- 作業内容 -
1) 次の(a)〜(c)の記述がアパート立ち退きの記事の内容と合致するかどうかを判定してください。各記述について「はい」または「いいえ」で答え、判断の根拠となる記事中の語句をそのまま引用して添えてください。
(a) 借地借家法では、貸主の権利が強く保護されている。
(b) この記事は、アパートの立ち退きを検討している大家に向けて書かれている。
(c) 貸主が要求をすれば、立ち退きは必ず実現できる。
2) アパート立ち退きの記事に基づき、次の問いに答えてください。
(a) 借主の居住権を強く保護している法律の名称と、その読み方は何ですか。
(b) 記事は、どのような視点で解説すると述べていますか。
(c) 記事の末尾で「下記のように定められています」とされているのは、借地借家法の第何条ですか。
3) アパート立ち退きの記事から、「アパートからの立ち退きは実現できる?」から「現できるわけではないのです。」までの部分を、両端の語句を含めて一字一句違えずに書き写してください。

- 出典テキスト -

アパート立ち退きの完全マニュアル!正当事由や立ち退き料など大家が知るべき情報を徹底解説

アパートの立ち退きは、単に「出ていってほしい」と伝えれば済むものではなく、法律の制約を満たしたうえで借主との交渉をしたうえで、合意を得なければなりません。

「借地借家法」という法律では借主の居住権が強く保護されているため、貸主の一方的な事情だけで立ち退きを実現することは原則できません。

アパートの立ち退きを実現させるためには、「正当事由があるのかどうか」「どの程度の立ち退き料を提示するべきか」など、貸主が事前に把握しておくべきことが多々あります。

そこで、当記事では、アパートの立ち退きを検討している大家(貸主)向けに、法的な基礎知識から、立ち退き交渉のポイント、立ち退き料の相場など、不動産の専門家の視点で網羅的に解説していきます。

「アパートの立ち退きをどのように進めるべきかわからない」「交渉がなかなかうまくいかない」「いっそ売却した方がいいのか迷っている」のような悩みを抱えている場合、ぜひ参考にしてみてください。

目次

アパートからの立ち退きは実現できる?

アパートの貸主が入居者に対して「退去してほしい」と思っていても、その希望がすぐに必ず叶うとは限りません。日本では「借地借家法(しゃくちしゃっかほう)」という法律があり、この法律では借主の居住権が強く保護されています。

そのため、貸主に立ち退きが必要なほどの理由があったとしても、要求をすれば必ず立ち退きが実現できるわけではないのです。

とはいえ、借地借家法の第28条では、下記のように定められています。

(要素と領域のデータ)
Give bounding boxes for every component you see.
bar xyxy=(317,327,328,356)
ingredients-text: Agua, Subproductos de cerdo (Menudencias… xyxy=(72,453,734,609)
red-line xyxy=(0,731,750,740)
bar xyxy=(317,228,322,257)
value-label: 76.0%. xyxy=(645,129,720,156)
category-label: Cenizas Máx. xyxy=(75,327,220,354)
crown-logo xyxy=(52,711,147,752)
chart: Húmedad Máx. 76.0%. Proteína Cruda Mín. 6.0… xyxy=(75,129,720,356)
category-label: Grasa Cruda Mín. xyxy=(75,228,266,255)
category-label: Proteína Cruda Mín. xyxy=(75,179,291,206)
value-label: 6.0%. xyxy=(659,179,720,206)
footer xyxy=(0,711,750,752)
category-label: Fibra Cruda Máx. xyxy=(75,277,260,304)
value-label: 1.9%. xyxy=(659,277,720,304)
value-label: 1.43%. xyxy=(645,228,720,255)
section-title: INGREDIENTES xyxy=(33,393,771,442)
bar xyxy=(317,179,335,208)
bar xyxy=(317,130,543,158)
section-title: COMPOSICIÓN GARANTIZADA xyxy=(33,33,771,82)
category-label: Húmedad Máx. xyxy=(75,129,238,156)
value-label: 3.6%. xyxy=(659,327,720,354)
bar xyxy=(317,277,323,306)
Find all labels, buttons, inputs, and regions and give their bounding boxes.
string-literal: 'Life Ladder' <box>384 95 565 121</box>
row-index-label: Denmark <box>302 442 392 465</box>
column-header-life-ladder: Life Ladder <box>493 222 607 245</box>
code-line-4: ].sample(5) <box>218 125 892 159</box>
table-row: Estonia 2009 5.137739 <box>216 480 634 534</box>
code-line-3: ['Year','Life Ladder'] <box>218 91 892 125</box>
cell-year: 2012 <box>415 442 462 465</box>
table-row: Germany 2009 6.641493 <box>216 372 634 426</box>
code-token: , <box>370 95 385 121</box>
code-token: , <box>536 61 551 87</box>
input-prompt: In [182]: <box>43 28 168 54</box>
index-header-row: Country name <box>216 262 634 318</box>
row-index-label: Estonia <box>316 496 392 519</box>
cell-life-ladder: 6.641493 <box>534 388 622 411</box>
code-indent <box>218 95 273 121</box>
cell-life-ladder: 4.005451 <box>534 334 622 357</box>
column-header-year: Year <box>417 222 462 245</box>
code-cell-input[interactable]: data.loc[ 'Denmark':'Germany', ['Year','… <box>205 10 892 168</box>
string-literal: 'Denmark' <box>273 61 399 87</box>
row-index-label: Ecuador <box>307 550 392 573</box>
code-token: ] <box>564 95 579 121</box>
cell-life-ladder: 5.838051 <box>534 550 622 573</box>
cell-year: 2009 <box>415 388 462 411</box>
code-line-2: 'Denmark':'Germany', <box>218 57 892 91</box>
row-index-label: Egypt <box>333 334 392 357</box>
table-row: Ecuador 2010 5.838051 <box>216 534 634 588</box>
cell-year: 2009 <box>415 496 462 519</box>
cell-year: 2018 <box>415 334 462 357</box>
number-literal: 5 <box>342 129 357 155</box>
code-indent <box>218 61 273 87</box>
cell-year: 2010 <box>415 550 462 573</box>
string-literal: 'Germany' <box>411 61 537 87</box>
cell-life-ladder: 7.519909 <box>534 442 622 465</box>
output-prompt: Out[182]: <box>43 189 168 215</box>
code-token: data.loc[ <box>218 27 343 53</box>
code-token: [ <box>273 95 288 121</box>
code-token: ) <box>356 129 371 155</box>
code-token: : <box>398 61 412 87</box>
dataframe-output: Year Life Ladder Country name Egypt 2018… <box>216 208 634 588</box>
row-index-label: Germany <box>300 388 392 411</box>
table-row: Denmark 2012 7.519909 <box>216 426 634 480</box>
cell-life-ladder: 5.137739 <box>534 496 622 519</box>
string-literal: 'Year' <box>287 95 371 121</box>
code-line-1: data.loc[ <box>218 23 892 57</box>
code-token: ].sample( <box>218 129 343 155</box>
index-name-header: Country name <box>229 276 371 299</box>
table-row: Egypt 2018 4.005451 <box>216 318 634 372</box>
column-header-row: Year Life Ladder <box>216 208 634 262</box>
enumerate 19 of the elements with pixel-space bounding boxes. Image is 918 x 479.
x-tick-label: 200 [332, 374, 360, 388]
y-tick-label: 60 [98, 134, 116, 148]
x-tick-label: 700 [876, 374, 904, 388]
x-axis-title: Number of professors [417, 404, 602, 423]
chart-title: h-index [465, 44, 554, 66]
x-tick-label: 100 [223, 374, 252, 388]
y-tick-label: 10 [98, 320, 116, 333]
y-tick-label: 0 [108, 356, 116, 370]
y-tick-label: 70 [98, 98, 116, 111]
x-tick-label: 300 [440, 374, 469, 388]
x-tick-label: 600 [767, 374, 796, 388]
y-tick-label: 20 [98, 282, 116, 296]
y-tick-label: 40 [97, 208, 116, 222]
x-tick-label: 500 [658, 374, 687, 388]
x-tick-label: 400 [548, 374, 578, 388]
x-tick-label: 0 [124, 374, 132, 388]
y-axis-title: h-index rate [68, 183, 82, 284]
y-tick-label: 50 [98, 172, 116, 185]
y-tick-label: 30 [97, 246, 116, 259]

- 演習の解答 -
1)
(a) いいえ。「借主の居住権が強く保護されている」
(b) はい。「アパートの立ち退きを検討している大家(貸主)向けに」
(c) いいえ。「要求をすれば必ず立ち退きが実現できるわけではないのです」

2)
(a) 借地借家法、読み方は「しゃくちしゃっかほう」
(b) 不動産の専門家の視点
(c) 第28条

3)
アパートからの立ち退きは実現できる?

アパートの貸主が入居者に対して「退去してほしい」と思っていても、その希望がすぐに必ず叶うとは限りません。日本では「借地借家法(しゃくちしゃっかほう)」という法律があり、この法律では借主の居住権が強く保護されています。

そのため、貸主に立ち退きが必要なほどの理由があったとしても、要求をすれば必ず立ち退きが実現できるわけではないのです。